» SUPPLIED MATERIAL:
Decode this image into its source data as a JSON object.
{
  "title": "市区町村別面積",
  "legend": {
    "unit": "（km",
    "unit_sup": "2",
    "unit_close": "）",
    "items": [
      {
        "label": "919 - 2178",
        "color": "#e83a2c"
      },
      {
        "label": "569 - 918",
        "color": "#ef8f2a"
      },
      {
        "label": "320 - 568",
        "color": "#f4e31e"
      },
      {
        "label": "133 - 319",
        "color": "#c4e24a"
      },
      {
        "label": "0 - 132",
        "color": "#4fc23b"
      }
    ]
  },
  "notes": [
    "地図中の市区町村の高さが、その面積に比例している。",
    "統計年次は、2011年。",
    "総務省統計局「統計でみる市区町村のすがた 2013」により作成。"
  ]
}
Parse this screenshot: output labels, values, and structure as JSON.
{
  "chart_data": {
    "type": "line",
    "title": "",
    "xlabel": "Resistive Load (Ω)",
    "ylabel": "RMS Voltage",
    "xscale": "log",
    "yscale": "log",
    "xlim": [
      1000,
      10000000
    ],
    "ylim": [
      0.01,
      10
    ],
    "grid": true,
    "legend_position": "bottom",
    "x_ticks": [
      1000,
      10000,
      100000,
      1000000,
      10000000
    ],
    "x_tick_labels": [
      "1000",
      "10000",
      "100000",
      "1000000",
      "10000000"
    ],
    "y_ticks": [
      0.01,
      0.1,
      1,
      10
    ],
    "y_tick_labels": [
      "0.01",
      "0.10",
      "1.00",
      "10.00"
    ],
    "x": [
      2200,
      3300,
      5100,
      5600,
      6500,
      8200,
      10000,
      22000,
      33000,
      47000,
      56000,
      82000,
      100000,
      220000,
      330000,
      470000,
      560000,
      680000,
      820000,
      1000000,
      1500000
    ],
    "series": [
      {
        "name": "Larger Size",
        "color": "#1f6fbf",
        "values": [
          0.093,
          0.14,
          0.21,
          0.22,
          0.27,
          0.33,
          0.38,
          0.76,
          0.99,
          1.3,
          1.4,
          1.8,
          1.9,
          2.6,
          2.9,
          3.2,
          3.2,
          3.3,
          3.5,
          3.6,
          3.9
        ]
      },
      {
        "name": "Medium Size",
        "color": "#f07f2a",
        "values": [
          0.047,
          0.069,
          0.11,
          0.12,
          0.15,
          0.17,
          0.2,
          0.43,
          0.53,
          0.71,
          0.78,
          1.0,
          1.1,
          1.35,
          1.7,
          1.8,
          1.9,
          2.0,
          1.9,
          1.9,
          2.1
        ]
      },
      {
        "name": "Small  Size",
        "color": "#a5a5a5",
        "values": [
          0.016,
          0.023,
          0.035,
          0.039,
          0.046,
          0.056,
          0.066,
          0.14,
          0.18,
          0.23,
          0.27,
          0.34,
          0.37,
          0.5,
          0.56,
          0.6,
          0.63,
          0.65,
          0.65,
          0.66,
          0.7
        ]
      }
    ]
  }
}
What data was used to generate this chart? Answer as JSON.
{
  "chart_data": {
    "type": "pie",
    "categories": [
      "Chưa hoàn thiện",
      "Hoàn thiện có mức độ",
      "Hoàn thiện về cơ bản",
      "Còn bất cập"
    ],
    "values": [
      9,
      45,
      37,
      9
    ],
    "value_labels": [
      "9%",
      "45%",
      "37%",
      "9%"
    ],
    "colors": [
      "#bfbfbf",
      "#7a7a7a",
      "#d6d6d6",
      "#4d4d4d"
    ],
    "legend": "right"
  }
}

» GOAL OF THE EXERCISE:
Locate all lines that include the word "thiện" and copy them out.

» ANSWER TO THIS TASK:
      "Chưa hoàn thiện",
      "Hoàn thiện có mức độ",
      "Hoàn thiện về cơ bản",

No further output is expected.